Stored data
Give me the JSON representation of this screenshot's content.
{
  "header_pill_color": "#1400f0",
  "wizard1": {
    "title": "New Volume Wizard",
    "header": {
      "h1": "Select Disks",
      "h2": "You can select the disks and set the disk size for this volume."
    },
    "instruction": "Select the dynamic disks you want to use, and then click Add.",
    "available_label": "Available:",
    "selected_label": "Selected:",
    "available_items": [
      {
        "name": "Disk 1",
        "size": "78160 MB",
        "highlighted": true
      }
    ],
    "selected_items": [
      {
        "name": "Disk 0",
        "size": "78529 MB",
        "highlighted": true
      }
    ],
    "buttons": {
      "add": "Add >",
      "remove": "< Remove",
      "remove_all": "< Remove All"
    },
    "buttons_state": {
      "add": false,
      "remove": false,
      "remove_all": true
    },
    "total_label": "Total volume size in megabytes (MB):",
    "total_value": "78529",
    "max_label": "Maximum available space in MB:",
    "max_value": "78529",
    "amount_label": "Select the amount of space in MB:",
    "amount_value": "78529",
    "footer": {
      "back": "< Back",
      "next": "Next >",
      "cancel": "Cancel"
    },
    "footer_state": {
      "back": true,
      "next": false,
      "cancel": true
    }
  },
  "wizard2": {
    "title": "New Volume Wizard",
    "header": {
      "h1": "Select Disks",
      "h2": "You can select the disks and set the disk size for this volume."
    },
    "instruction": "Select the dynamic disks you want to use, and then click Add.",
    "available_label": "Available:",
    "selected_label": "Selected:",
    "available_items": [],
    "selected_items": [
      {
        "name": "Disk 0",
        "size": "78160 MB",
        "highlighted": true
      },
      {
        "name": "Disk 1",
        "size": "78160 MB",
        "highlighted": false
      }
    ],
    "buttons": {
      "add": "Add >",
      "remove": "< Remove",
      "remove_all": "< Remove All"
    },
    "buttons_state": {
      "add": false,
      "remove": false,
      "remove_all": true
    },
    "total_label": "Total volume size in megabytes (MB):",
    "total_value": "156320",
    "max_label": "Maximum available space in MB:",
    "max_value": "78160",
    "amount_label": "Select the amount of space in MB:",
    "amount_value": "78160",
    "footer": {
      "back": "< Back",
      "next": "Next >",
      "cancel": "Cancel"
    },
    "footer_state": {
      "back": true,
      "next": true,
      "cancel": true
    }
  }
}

## What the task asks
Every record above needs to be repeated word for word.

## Task result
Give me the JSON representation of this screenshot's content.
{
  "header_pill_color": "#1400f0",
  "wizard1": {
    "title": "New Volume Wizard",
    "header": {
      "h1": "Select Disks",
      "h2": "You can select the disks and set the disk size for this volume."
    },
    "instruction": "Select the dynamic disks you want to use, and then click Add.",
    "available_label": "Available:",
    "selected_label": "Selected:",
    "available_items": [
      {
        "name": "Disk 1",
        "size": "78160 MB",
        "highlighted": true
      }
    ],
    "selected_items": [
      {
        "name": "Disk 0",
        "size": "78529 MB",
        "highlighted": true
      }
    ],
    "buttons": {
      "add": "Add >",
      "remove": "< Remove",
      "remove_all": "< Remove All"
    },
    "buttons_state": {
      "add": false,
      "remove": false,
      "remove_all": true
    },
    "total_label": "Total volume size in megabytes (MB):",
    "total_value": "78529",
    "max_label": "Maximum available space in MB:",
    "max_value": "78529",
    "amount_label": "Select the amount of space in MB:",
    "amount_value": "78529",
    "footer": {
      "back": "< Back",
      "next": "Next >",
      "cancel": "Cancel"
    },
    "footer_state": {
      "back": true,
      "next": false,
      "cancel": true
    }
  },
  "wizard2": {
    "title": "New Volume Wizard",
    "header": {
      "h1": "Select Disks",
      "h2": "You can select the disks and set the disk size for this volume."
    },
    "instruction": "Select the dynamic disks you want to use, and then click Add.",
    "available_label": "Available:",
    "selected_label": "Selected:",
    "available_items": [],
    "selected_items": [
      {
        "name": "Disk 0",
        "size": "78160 MB",
        "highlighted": true
      },
      {
        "name": "Disk 1",
        "size": "78160 MB",
        "highlighted": false
      }
    ],
    "buttons": {
      "add": "Add >",
      "remove": "< Remove",
      "remove_all": "< Remove All"
    },
    "buttons_state": {
      "add": false,
      "remove": false,
      "remove_all": true
    },
    "total_label": "Total volume size in megabytes (MB):",
    "total_value": "156320",
    "max_label": "Maximum available space in MB:",
    "max_value": "78160",
    "amount_label": "Select the amount of space in MB:",
    "amount_value": "78160",
    "footer": {
      "back": "< Back",
      "next": "Next >",
      "cancel": "Cancel"
    },
    "footer_state": {
      "back": true,
      "next": true,
      "cancel": true
    }
  }
}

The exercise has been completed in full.